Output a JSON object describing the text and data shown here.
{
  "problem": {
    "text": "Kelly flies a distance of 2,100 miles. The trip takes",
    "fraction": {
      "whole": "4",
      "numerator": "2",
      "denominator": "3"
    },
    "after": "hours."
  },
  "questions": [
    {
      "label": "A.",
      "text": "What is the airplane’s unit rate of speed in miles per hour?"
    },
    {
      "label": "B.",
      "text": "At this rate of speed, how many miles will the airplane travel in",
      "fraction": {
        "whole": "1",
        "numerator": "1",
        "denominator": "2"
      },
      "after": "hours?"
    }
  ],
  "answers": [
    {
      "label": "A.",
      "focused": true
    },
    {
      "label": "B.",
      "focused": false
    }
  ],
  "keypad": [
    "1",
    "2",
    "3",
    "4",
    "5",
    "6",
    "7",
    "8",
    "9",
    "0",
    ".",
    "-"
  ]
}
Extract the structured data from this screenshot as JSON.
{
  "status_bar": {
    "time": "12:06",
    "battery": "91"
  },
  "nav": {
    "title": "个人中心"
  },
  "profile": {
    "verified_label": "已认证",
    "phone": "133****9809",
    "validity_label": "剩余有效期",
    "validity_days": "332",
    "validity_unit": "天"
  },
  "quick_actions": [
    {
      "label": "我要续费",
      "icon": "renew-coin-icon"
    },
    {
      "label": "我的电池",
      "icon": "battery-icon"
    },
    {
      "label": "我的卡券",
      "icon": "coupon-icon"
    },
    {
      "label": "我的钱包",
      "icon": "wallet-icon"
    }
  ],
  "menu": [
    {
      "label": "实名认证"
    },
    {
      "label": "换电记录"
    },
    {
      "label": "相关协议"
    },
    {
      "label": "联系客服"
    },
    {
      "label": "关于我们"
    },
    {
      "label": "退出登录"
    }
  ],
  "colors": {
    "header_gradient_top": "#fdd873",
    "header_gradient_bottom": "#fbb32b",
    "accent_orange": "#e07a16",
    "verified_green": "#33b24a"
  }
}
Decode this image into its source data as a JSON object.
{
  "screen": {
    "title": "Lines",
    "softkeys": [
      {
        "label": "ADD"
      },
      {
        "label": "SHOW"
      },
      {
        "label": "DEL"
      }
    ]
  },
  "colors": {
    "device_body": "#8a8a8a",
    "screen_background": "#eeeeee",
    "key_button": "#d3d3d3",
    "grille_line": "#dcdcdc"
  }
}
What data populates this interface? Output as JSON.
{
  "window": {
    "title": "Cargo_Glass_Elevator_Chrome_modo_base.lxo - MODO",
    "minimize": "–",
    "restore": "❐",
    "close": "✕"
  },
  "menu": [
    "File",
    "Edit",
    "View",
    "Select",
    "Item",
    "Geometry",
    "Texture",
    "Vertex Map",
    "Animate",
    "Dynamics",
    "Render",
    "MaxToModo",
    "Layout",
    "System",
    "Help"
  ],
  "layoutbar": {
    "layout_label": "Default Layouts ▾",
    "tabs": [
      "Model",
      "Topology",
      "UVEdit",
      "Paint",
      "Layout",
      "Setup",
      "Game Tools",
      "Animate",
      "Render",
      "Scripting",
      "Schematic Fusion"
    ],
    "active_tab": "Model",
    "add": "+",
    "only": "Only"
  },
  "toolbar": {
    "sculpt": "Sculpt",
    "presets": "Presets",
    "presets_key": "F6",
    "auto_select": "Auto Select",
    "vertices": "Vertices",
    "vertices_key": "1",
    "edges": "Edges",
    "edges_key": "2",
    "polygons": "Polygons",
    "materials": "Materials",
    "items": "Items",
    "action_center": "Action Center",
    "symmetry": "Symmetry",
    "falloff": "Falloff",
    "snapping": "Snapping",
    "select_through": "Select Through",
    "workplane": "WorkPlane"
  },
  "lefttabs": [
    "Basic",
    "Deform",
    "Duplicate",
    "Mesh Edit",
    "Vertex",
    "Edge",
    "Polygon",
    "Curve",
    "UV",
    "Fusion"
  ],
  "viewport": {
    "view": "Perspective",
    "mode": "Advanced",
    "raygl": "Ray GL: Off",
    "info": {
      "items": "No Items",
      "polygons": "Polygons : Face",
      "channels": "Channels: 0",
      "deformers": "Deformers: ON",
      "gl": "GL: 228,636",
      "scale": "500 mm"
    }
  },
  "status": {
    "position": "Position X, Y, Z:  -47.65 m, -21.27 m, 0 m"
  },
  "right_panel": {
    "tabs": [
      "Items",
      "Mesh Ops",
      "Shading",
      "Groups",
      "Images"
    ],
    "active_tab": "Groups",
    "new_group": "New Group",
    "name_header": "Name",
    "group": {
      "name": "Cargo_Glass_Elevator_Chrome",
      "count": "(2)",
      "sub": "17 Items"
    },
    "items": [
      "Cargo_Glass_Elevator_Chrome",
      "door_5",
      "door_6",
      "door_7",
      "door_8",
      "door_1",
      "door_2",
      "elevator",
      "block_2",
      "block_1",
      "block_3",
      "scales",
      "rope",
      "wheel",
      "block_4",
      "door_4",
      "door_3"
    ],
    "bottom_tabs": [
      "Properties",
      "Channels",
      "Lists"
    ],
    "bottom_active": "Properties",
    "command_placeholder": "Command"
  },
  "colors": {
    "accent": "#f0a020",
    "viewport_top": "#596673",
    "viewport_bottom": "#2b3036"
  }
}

> **What is being asked**
Return every entry exactly as given.

> **Complete response**
Output a JSON object describing the text and data shown here.
{
  "problem": {
    "text": "Kelly flies a distance of 2,100 miles. The trip takes",
    "fraction": {
      "whole": "4",
      "numerator": "2",
      "denominator": "3"
    },
    "after": "hours."
  },
  "questions": [
    {
      "label": "A.",
      "text": "What is the airplane’s unit rate of speed in miles per hour?"
    },
    {
      "label": "B.",
      "text": "At this rate of speed, how many miles will the airplane travel in",
      "fraction": {
        "whole": "1",
        "numerator": "1",
        "denominator": "2"
      },
      "after": "hours?"
    }
  ],
  "answers": [
    {
      "label": "A.",
      "focused": true
    },
    {
      "label": "B.",
      "focused": false
    }
  ],
  "keypad": [
    "1",
    "2",
    "3",
    "4",
    "5",
    "6",
    "7",
    "8",
    "9",
    "0",
    ".",
    "-"
  ]
}
Extract the structured data from this screenshot as JSON.
{
  "status_bar": {
    "time": "12:06",
    "battery": "91"
  },
  "nav": {
    "title": "个人中心"
  },
  "profile": {
    "verified_label": "已认证",
    "phone": "133****9809",
    "validity_label": "剩余有效期",
    "validity_days": "332",
    "validity_unit": "天"
  },
  "quick_actions": [
    {
      "label": "我要续费",
      "icon": "renew-coin-icon"
    },
    {
      "label": "我的电池",
      "icon": "battery-icon"
    },
    {
      "label": "我的卡券",
      "icon": "coupon-icon"
    },
    {
      "label": "我的钱包",
      "icon": "wallet-icon"
    }
  ],
  "menu": [
    {
      "label": "实名认证"
    },
    {
      "label": "换电记录"
    },
    {
      "label": "相关协议"
    },
    {
      "label": "联系客服"
    },
    {
      "label": "关于我们"
    },
    {
      "label": "退出登录"
    }
  ],
  "colors": {
    "header_gradient_top": "#fdd873",
    "header_gradient_bottom": "#fbb32b",
    "accent_orange": "#e07a16",
    "verified_green": "#33b24a"
  }
}
Decode this image into its source data as a JSON object.
{
  "screen": {
    "title": "Lines",
    "softkeys": [
      {
        "label": "ADD"
      },
      {
        "label": "SHOW"
      },
      {
        "label": "DEL"
      }
    ]
  },
  "colors": {
    "device_body": "#8a8a8a",
    "screen_background": "#eeeeee",
    "key_button": "#d3d3d3",
    "grille_line": "#dcdcdc"
  }
}
What data populates this interface? Output as JSON.
{
  "window": {
    "title": "Cargo_Glass_Elevator_Chrome_modo_base.lxo - MODO",
    "minimize": "–",
    "restore": "❐",
    "close": "✕"
  },
  "menu": [
    "File",
    "Edit",
    "View",
    "Select",
    "Item",
    "Geometry",
    "Texture",
    "Vertex Map",
    "Animate",
    "Dynamics",
    "Render",
    "MaxToModo",
    "Layout",
    "System",
    "Help"
  ],
  "layoutbar": {
    "layout_label": "Default Layouts ▾",
    "tabs": [
      "Model",
      "Topology",
      "UVEdit",
      "Paint",
      "Layout",
      "Setup",
      "Game Tools",
      "Animate",
      "Render",
      "Scripting",
      "Schematic Fusion"
    ],
    "active_tab": "Model",
    "add": "+",
    "only": "Only"
  },
  "toolbar": {
    "sculpt": "Sculpt",
    "presets": "Presets",
    "presets_key": "F6",
    "auto_select": "Auto Select",
    "vertices": "Vertices",
    "vertices_key": "1",
    "edges": "Edges",
    "edges_key": "2",
    "polygons": "Polygons",
    "materials": "Materials",
    "items": "Items",
    "action_center": "Action Center",
    "symmetry": "Symmetry",
    "falloff": "Falloff",
    "snapping": "Snapping",
    "select_through": "Select Through",
    "workplane": "WorkPlane"
  },
  "lefttabs": [
    "Basic",
    "Deform",
    "Duplicate",
    "Mesh Edit",
    "Vertex",
    "Edge",
    "Polygon",
    "Curve",
    "UV",
    "Fusion"
  ],
  "viewport": {
    "view": "Perspective",
    "mode": "Advanced",
    "raygl": "Ray GL: Off",
    "info": {
      "items": "No Items",
      "polygons": "Polygons : Face",
      "channels": "Channels: 0",
      "deformers": "Deformers: ON",
      "gl": "GL: 228,636",
      "scale": "500 mm"
    }
  },
  "status": {
    "position": "Position X, Y, Z:  -47.65 m, -21.27 m, 0 m"
  },
  "right_panel": {
    "tabs": [
      "Items",
      "Mesh Ops",
      "Shading",
      "Groups",
      "Images"
    ],
    "active_tab": "Groups",
    "new_group": "New Group",
    "name_header": "Name",
    "group": {
      "name": "Cargo_Glass_Elevator_Chrome",
      "count": "(2)",
      "sub": "17 Items"
    },
    "items": [
      "Cargo_Glass_Elevator_Chrome",
      "door_5",
      "door_6",
      "door_7",
      "door_8",
      "door_1",
      "door_2",
      "elevator",
      "block_2",
      "block_1",
      "block_3",
      "scales",
      "rope",
      "wheel",
      "block_4",
      "door_4",
      "door_3"
    ],
    "bottom_tabs": [
      "Properties",
      "Channels",
      "Lists"
    ],
    "bottom_active": "Properties",
    "command_placeholder": "Command"
  },
  "colors": {
    "accent": "#f0a020",
    "viewport_top": "#596673",
    "viewport_bottom": "#2b3036"
  }
}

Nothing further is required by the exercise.